Goal of the exercise> Repeat the material verbatim. Images are excluded from the copy.
──────── Records shown ────────
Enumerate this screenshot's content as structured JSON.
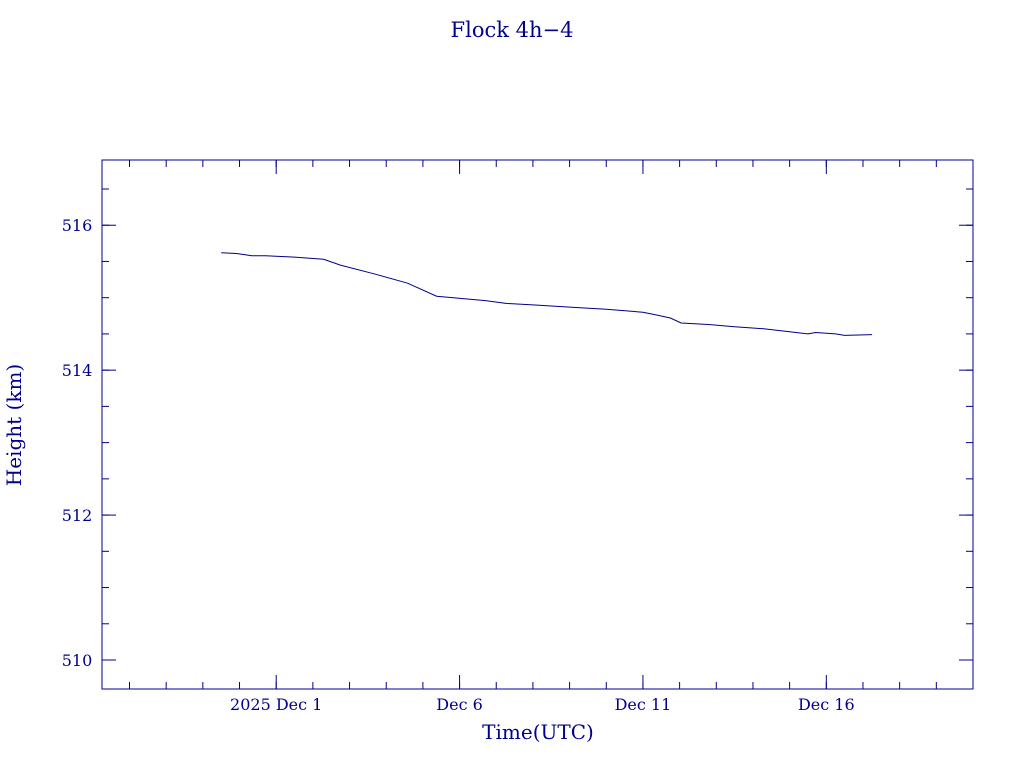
{
  "chart_data": {
    "type": "line",
    "title": "Flock 4h−4",
    "xlabel": "Time(UTC)",
    "ylabel": "Height (km)",
    "x_axis_type": "date",
    "x_range": [
      "2025-11-26T06:00",
      "2025-12-20T00:00"
    ],
    "ylim": [
      509.6,
      516.9
    ],
    "y_ticks": [
      510,
      512,
      514,
      516
    ],
    "y_tick_labels": [
      "510",
      "512",
      "514",
      "516"
    ],
    "x_ticks": [
      "2025-12-01",
      "2025-12-06",
      "2025-12-11",
      "2025-12-16"
    ],
    "x_tick_labels": [
      "2025 Dec  1",
      "Dec  6",
      "Dec 11",
      "Dec 16"
    ],
    "grid": false,
    "color": "#00008b",
    "series": [
      {
        "x": [
          "2025-11-29T12:00",
          "2025-11-29T22:00",
          "2025-11-30T08:00",
          "2025-11-30T17:00",
          "2025-12-01T12:00",
          "2025-12-02T07:00",
          "2025-12-02T18:00",
          "2025-12-03T16:00",
          "2025-12-04T14:00",
          "2025-12-05T09:00",
          "2025-12-06T17:00",
          "2025-12-07T07:00",
          "2025-12-08T00:00",
          "2025-12-09T00:00",
          "2025-12-10T00:00",
          "2025-12-11T00:00",
          "2025-12-11T07:00",
          "2025-12-11T18:00",
          "2025-12-12T01:00",
          "2025-12-12T19:00",
          "2025-12-13T12:00",
          "2025-12-14T07:00",
          "2025-12-15T00:00",
          "2025-12-15T12:00",
          "2025-12-15T17:00",
          "2025-12-16T06:00",
          "2025-12-16T12:00",
          "2025-12-17T06:00"
        ],
        "y": [
          515.62,
          515.61,
          515.58,
          515.58,
          515.56,
          515.53,
          515.45,
          515.33,
          515.2,
          515.02,
          514.96,
          514.92,
          514.9,
          514.87,
          514.84,
          514.8,
          514.77,
          514.72,
          514.65,
          514.63,
          514.6,
          514.57,
          514.53,
          514.5,
          514.52,
          514.5,
          514.48,
          514.49
        ]
      }
    ]
  }
}
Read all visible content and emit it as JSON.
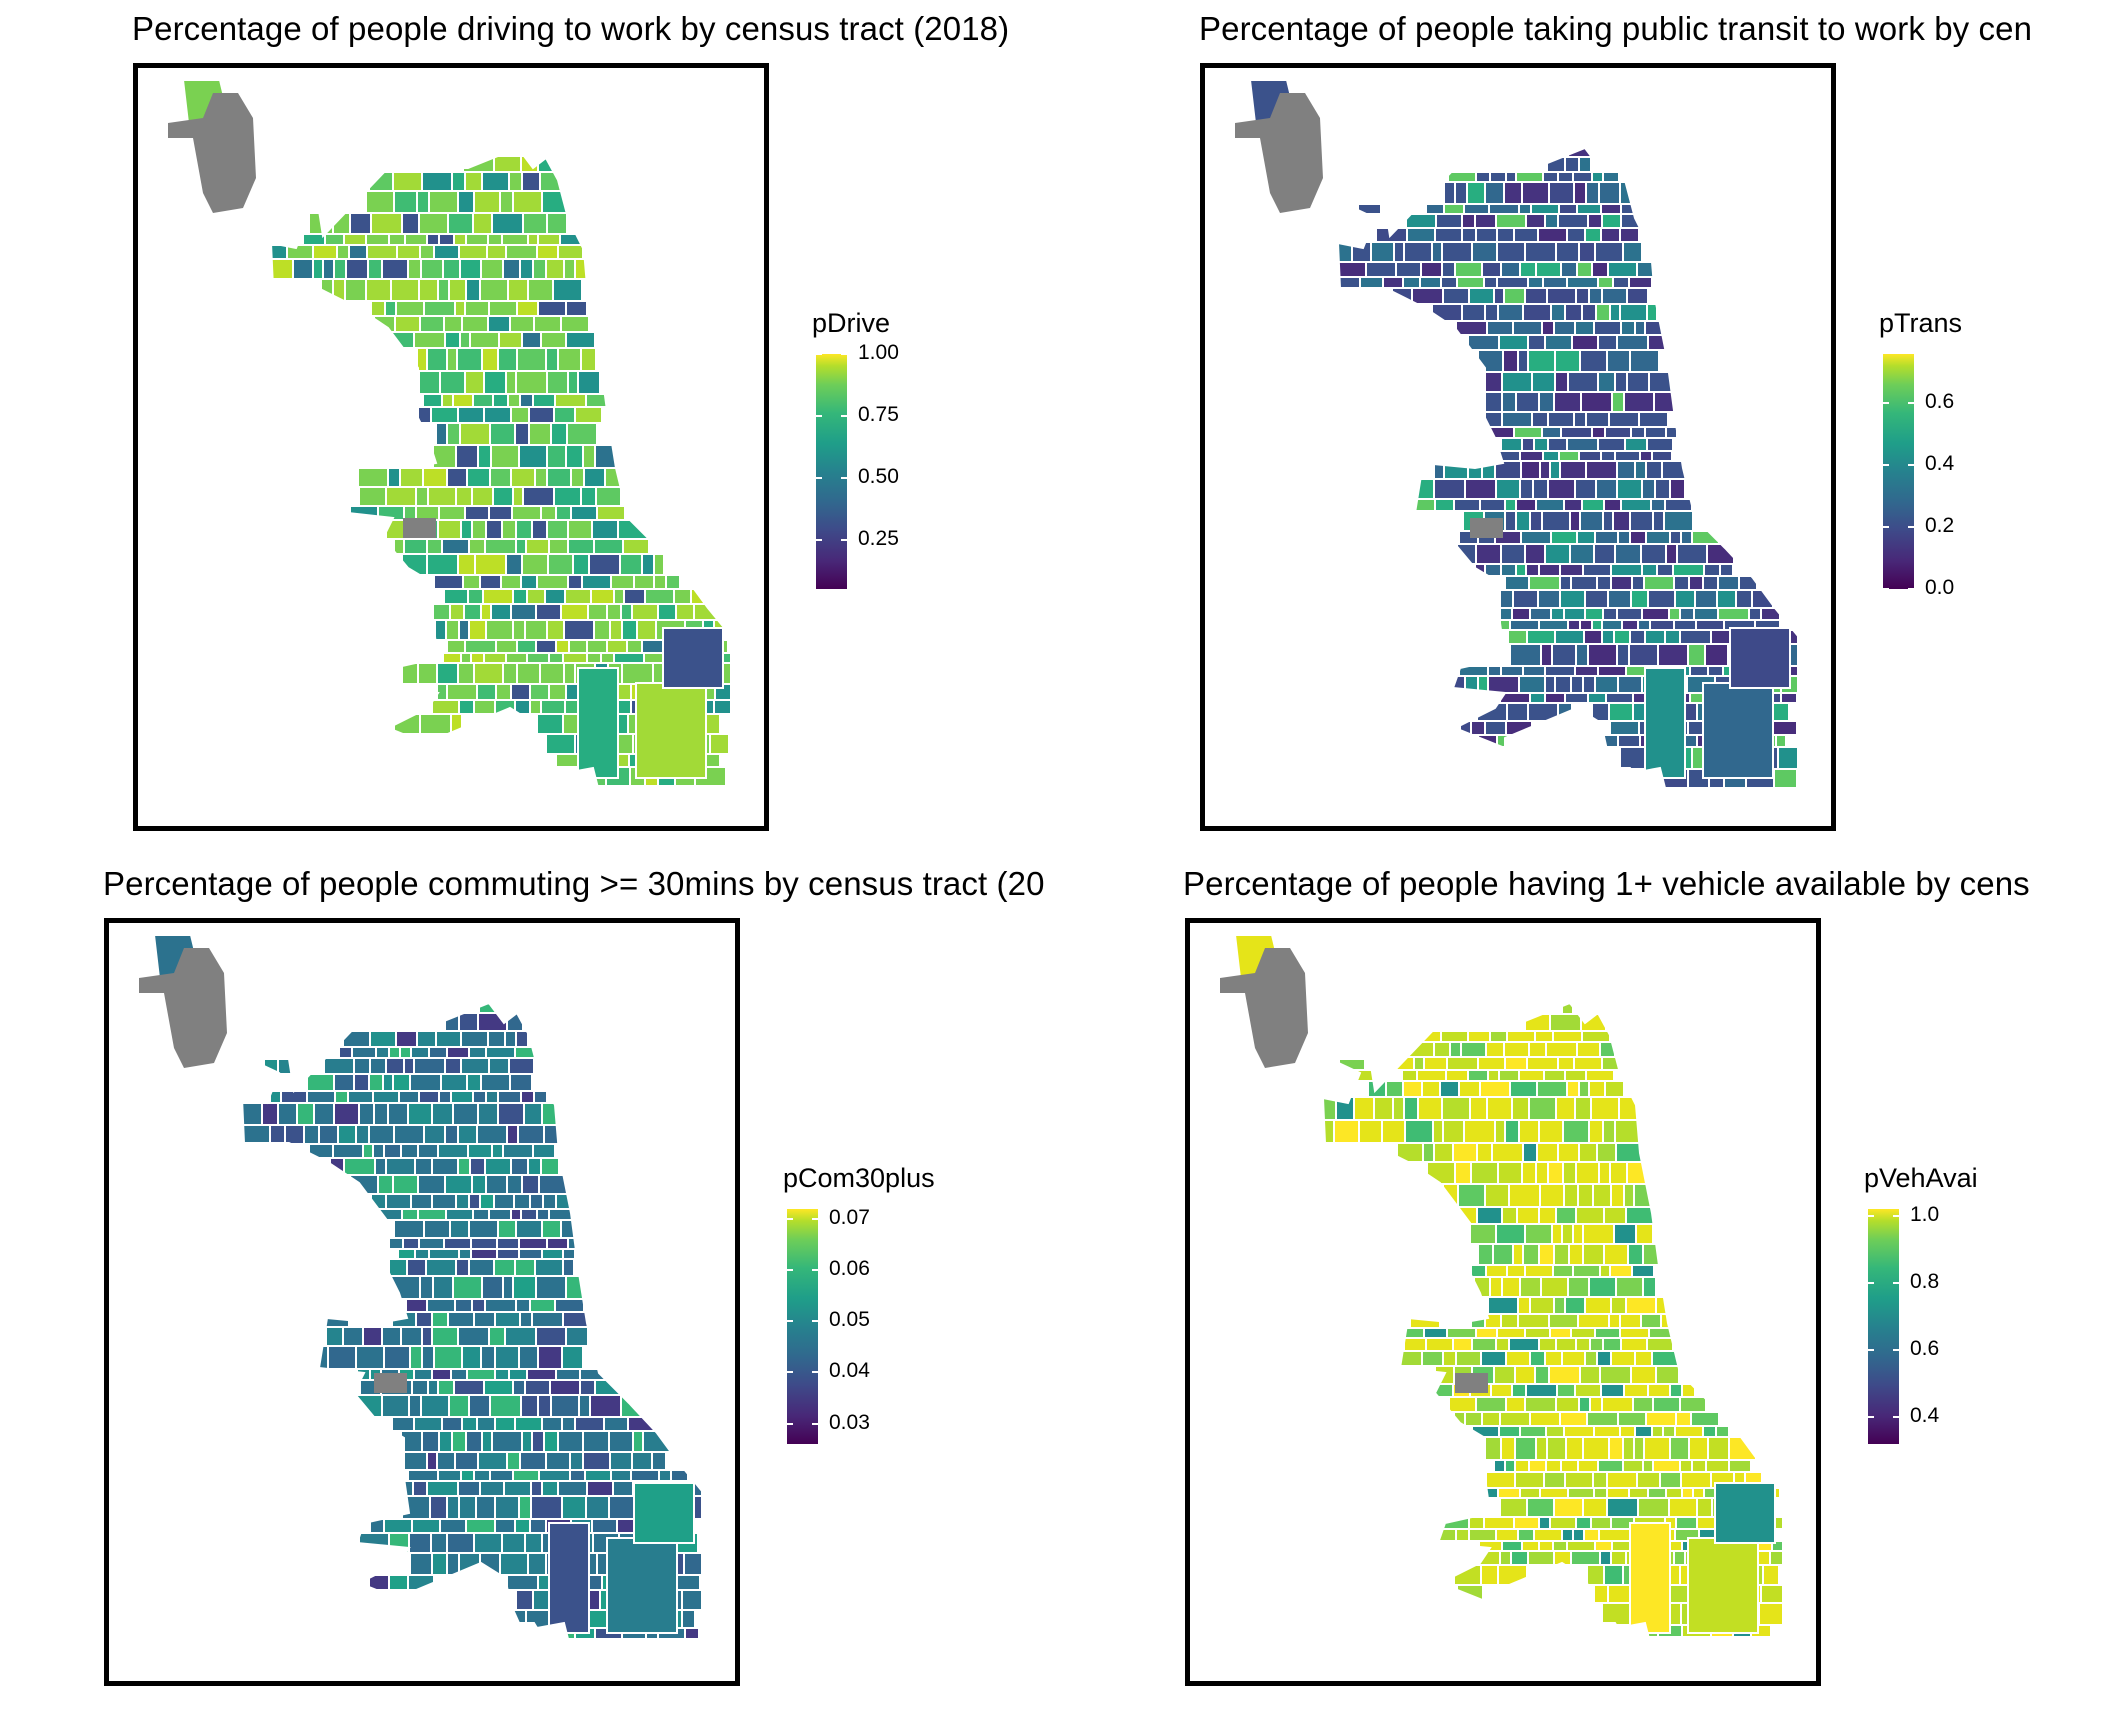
{
  "panels": [
    {
      "title": "Percentage of people driving to work by census tract (2018)",
      "legend": {
        "title": "pDrive",
        "ticks": [
          "1.00",
          "0.75",
          "0.50",
          "0.25"
        ],
        "tick_values": [
          1.0,
          0.75,
          0.5,
          0.25
        ],
        "min": 0.05,
        "max": 1.0
      },
      "dominant_color": "#86d549",
      "palette": [
        "#7ad151",
        "#a2da37",
        "#5ec962",
        "#3fbc73",
        "#27ad81",
        "#21918c",
        "#2c728e",
        "#3b528b",
        "#bddf26"
      ]
    },
    {
      "title": "Percentage of people taking public transit to work by cen",
      "legend": {
        "title": "pTrans",
        "ticks": [
          "0.6",
          "0.4",
          "0.2",
          "0.0"
        ],
        "tick_values": [
          0.6,
          0.4,
          0.2,
          0.0
        ],
        "min": 0.0,
        "max": 0.76
      },
      "dominant_color": "#3b528b",
      "palette": [
        "#3b528b",
        "#31688e",
        "#46337f",
        "#2c728e",
        "#21918c",
        "#472d7b",
        "#28ae80",
        "#3e4a89",
        "#5ec962"
      ]
    },
    {
      "title": "Percentage of people commuting >= 30mins by census tract (20",
      "legend": {
        "title": "pCom30plus",
        "ticks": [
          "0.07",
          "0.06",
          "0.05",
          "0.04",
          "0.03"
        ],
        "tick_values": [
          0.07,
          0.06,
          0.05,
          0.04,
          0.03
        ],
        "min": 0.026,
        "max": 0.072
      },
      "dominant_color": "#2c728e",
      "palette": [
        "#2c728e",
        "#287d8e",
        "#31688e",
        "#21918c",
        "#3b528b",
        "#25848e",
        "#443983",
        "#1fa088",
        "#35b779"
      ]
    },
    {
      "title": "Percentage of people having 1+ vehicle available by cens",
      "legend": {
        "title": "pVehAvai",
        "ticks": [
          "1.0",
          "0.8",
          "0.6",
          "0.4"
        ],
        "tick_values": [
          1.0,
          0.8,
          0.6,
          0.4
        ],
        "min": 0.32,
        "max": 1.02
      },
      "dominant_color": "#d8e219",
      "palette": [
        "#e5e419",
        "#c2df23",
        "#a2da37",
        "#7ad151",
        "#fde725",
        "#5ec962",
        "#3fbc73",
        "#21918c",
        "#b5de2b"
      ]
    }
  ],
  "colors": {
    "missing": "#808080",
    "tract_border": "#ffffff",
    "frame": "#000000"
  }
}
────────
Result>
Enumerate this screenshot's content as structured JSON.
{
  "chart_data": {
    "type": "line",
    "title": "Flock 4h−4",
    "xlabel": "Time(UTC)",
    "ylabel": "Height (km)",
    "x_axis_type": "date",
    "x_range": [
      "2025-11-26T06:00",
      "2025-12-20T00:00"
    ],
    "ylim": [
      509.6,
      516.9
    ],
    "y_ticks": [
      510,
      512,
      514,
      516
    ],
    "y_tick_labels": [
      "510",
      "512",
      "514",
      "516"
    ],
    "x_ticks": [
      "2025-12-01",
      "2025-12-06",
      "2025-12-11",
      "2025-12-16"
    ],
    "x_tick_labels": [
      "2025 Dec  1",
      "Dec  6",
      "Dec 11",
      "Dec 16"
    ],
    "grid": false,
    "color": "#00008b",
    "series": [
      {
        "x": [
          "2025-11-29T12:00",
          "2025-11-29T22:00",
          "2025-11-30T08:00",
          "2025-11-30T17:00",
          "2025-12-01T12:00",
          "2025-12-02T07:00",
          "2025-12-02T18:00",
          "2025-12-03T16:00",
          "2025-12-04T14:00",
          "2025-12-05T09:00",
          "2025-12-06T17:00",
          "2025-12-07T07:00",
          "2025-12-08T00:00",
          "2025-12-09T00:00",
          "2025-12-10T00:00",
          "2025-12-11T00:00",
          "2025-12-11T07:00",
          "2025-12-11T18:00",
          "2025-12-12T01:00",
          "2025-12-12T19:00",
          "2025-12-13T12:00",
          "2025-12-14T07:00",
          "2025-12-15T00:00",
          "2025-12-15T12:00",
          "2025-12-15T17:00",
          "2025-12-16T06:00",
          "2025-12-16T12:00",
          "2025-12-17T06:00"
        ],
        "y": [
          515.62,
          515.61,
          515.58,
          515.58,
          515.56,
          515.53,
          515.45,
          515.33,
          515.2,
          515.02,
          514.96,
          514.92,
          514.9,
          514.87,
          514.84,
          514.8,
          514.77,
          514.72,
          514.65,
          514.63,
          514.6,
          514.57,
          514.53,
          514.5,
          514.52,
          514.5,
          514.48,
          514.49
        ]
      }
    ]
  }
}
Read all visible content and emit it as JSON.
{
  "panels": [
    {
      "title": "Percentage of people driving to work by census tract (2018)",
      "legend": {
        "title": "pDrive",
        "ticks": [
          "1.00",
          "0.75",
          "0.50",
          "0.25"
        ],
        "tick_values": [
          1.0,
          0.75,
          0.5,
          0.25
        ],
        "min": 0.05,
        "max": 1.0
      },
      "dominant_color": "#86d549",
      "palette": [
        "#7ad151",
        "#a2da37",
        "#5ec962",
        "#3fbc73",
        "#27ad81",
        "#21918c",
        "#2c728e",
        "#3b528b",
        "#bddf26"
      ]
    },
    {
      "title": "Percentage of people taking public transit to work by cen",
      "legend": {
        "title": "pTrans",
        "ticks": [
          "0.6",
          "0.4",
          "0.2",
          "0.0"
        ],
        "tick_values": [
          0.6,
          0.4,
          0.2,
          0.0
        ],
        "min": 0.0,
        "max": 0.76
      },
      "dominant_color": "#3b528b",
      "palette": [
        "#3b528b",
        "#31688e",
        "#46337f",
        "#2c728e",
        "#21918c",
        "#472d7b",
        "#28ae80",
        "#3e4a89",
        "#5ec962"
      ]
    },
    {
      "title": "Percentage of people commuting >= 30mins by census tract (20",
      "legend": {
        "title": "pCom30plus",
        "ticks": [
          "0.07",
          "0.06",
          "0.05",
          "0.04",
          "0.03"
        ],
        "tick_values": [
          0.07,
          0.06,
          0.05,
          0.04,
          0.03
        ],
        "min": 0.026,
        "max": 0.072
      },
      "dominant_color": "#2c728e",
      "palette": [
        "#2c728e",
        "#287d8e",
        "#31688e",
        "#21918c",
        "#3b528b",
        "#25848e",
        "#443983",
        "#1fa088",
        "#35b779"
      ]
    },
    {
      "title": "Percentage of people having 1+ vehicle available by cens",
      "legend": {
        "title": "pVehAvai",
        "ticks": [
          "1.0",
          "0.8",
          "0.6",
          "0.4"
        ],
        "tick_values": [
          1.0,
          0.8,
          0.6,
          0.4
        ],
        "min": 0.32,
        "max": 1.02
      },
      "dominant_color": "#d8e219",
      "palette": [
        "#e5e419",
        "#c2df23",
        "#a2da37",
        "#7ad151",
        "#fde725",
        "#5ec962",
        "#3fbc73",
        "#21918c",
        "#b5de2b"
      ]
    }
  ],
  "colors": {
    "missing": "#808080",
    "tract_border": "#ffffff",
    "frame": "#000000"
  }
}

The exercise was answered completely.